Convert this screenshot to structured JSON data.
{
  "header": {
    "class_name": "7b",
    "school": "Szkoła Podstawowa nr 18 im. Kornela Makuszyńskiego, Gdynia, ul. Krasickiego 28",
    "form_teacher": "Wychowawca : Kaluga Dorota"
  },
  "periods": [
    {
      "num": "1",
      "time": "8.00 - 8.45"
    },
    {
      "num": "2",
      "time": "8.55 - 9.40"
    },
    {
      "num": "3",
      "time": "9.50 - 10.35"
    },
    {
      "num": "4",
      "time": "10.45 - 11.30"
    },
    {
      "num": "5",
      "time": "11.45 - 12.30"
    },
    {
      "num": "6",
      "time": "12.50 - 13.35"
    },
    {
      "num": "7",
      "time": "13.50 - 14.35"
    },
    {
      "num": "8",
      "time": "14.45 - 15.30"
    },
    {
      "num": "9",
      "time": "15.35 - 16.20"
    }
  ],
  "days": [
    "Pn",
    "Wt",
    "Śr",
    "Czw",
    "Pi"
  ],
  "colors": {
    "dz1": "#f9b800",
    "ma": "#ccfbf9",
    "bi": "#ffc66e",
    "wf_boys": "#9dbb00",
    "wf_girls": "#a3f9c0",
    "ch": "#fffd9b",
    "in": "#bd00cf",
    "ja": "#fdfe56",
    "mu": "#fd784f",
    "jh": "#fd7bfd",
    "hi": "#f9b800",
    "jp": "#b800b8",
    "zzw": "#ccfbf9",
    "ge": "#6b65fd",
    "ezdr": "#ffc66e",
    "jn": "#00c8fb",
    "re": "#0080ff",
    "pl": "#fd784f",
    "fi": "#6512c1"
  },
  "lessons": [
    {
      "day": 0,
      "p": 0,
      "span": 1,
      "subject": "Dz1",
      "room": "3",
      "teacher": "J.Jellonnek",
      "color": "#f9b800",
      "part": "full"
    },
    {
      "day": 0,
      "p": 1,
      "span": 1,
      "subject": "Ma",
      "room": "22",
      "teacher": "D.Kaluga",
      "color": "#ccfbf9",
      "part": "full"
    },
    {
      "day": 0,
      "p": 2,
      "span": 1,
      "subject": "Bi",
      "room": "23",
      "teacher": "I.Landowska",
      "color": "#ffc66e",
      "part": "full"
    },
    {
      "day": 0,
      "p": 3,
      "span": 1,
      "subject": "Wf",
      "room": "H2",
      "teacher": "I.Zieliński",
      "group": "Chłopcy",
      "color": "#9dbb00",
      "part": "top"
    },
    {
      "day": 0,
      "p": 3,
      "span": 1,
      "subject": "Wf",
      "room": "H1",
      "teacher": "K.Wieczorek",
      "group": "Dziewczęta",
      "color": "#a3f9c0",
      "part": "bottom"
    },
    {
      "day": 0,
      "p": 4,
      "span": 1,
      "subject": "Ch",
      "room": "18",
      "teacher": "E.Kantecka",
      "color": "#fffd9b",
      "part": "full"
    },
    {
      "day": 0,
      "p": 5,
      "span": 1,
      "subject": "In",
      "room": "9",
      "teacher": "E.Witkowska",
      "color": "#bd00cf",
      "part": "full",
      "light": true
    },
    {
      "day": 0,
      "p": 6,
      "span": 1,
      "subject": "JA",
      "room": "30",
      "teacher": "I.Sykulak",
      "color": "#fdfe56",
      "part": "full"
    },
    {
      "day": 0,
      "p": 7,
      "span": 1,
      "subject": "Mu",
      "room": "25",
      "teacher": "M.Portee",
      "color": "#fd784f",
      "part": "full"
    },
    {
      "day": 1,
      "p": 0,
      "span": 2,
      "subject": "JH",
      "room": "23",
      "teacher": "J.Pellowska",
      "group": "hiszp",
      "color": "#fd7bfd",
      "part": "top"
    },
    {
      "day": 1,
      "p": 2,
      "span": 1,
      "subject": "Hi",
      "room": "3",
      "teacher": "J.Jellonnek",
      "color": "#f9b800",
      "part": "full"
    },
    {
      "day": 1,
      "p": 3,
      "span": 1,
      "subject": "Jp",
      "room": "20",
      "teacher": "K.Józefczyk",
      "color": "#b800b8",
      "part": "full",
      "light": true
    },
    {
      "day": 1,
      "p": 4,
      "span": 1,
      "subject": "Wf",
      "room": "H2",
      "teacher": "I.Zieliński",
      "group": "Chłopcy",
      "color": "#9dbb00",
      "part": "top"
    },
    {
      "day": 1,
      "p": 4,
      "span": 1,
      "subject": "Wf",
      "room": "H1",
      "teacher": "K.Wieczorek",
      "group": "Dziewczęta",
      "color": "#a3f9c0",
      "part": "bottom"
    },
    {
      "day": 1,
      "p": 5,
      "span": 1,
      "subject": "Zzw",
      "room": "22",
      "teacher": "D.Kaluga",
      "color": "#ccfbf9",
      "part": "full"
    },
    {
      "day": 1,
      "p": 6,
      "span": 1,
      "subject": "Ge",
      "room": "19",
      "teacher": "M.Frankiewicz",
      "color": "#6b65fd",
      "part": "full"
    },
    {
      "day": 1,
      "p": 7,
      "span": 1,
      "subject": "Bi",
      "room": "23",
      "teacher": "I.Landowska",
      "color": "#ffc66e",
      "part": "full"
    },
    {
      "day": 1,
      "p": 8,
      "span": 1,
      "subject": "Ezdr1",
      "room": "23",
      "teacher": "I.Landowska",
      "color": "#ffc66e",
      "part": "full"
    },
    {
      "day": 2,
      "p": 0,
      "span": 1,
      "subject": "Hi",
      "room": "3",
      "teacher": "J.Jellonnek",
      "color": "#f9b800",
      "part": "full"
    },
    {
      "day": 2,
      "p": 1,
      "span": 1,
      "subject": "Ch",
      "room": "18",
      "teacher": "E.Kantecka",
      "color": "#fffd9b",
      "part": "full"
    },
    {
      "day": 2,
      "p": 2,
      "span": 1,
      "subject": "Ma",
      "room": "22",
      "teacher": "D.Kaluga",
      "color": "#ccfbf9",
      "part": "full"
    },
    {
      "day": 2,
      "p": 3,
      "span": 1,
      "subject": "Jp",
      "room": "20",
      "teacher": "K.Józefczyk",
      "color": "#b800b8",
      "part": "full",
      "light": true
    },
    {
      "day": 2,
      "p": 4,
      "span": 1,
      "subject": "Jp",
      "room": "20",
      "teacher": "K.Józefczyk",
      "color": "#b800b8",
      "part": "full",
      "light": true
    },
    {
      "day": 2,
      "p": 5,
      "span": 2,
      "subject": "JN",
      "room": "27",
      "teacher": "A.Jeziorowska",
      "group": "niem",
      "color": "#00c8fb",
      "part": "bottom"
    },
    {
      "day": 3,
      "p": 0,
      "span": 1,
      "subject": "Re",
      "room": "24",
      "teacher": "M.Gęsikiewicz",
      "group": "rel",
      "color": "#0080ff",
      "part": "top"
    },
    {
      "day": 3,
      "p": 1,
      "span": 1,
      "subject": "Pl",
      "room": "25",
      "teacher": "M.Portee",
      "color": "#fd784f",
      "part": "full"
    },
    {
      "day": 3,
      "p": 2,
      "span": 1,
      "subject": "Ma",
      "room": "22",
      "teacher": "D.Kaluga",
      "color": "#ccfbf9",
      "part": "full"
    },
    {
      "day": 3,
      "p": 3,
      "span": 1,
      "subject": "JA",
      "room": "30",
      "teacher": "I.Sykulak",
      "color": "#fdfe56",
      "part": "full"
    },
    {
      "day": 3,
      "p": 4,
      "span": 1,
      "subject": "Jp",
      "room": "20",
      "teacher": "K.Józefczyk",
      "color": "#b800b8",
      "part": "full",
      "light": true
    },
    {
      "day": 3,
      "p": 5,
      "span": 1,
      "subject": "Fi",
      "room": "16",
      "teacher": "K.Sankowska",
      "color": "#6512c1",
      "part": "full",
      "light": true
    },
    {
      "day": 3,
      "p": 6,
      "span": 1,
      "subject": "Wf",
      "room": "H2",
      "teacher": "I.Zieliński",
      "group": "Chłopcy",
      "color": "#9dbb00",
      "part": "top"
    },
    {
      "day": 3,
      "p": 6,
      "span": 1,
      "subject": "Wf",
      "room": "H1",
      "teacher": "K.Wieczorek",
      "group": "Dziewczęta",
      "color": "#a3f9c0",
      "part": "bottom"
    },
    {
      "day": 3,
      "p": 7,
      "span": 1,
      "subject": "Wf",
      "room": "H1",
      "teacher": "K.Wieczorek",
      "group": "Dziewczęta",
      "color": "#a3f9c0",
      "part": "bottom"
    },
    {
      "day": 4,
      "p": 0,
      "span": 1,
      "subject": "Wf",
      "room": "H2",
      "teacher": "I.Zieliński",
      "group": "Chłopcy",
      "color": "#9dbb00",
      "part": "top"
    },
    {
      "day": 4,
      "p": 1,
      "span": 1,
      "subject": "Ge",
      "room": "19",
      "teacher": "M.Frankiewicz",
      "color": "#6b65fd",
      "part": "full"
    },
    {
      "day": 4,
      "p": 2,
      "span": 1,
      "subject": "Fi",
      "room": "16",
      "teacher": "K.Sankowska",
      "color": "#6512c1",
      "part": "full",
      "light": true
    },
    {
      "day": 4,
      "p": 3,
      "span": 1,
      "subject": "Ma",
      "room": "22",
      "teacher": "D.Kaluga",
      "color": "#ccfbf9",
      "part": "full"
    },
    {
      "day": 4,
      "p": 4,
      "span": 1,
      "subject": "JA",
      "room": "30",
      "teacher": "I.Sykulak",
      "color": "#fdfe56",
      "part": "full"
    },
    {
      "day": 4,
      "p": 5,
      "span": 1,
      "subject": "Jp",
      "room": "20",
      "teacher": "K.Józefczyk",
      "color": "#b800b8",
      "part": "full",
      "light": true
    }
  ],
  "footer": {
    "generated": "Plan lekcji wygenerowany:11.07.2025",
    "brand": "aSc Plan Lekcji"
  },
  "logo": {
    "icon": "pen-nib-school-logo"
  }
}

==========

**Problem statement**.
In the records above, find each line with the word "school" and copy it.

**Complete output**.
    "school": "Szkoła Podstawowa nr 18 im. Kornela Makuszyńskiego, Gdynia, ul. Krasickiego 28",
    "icon": "pen-nib-school-logo"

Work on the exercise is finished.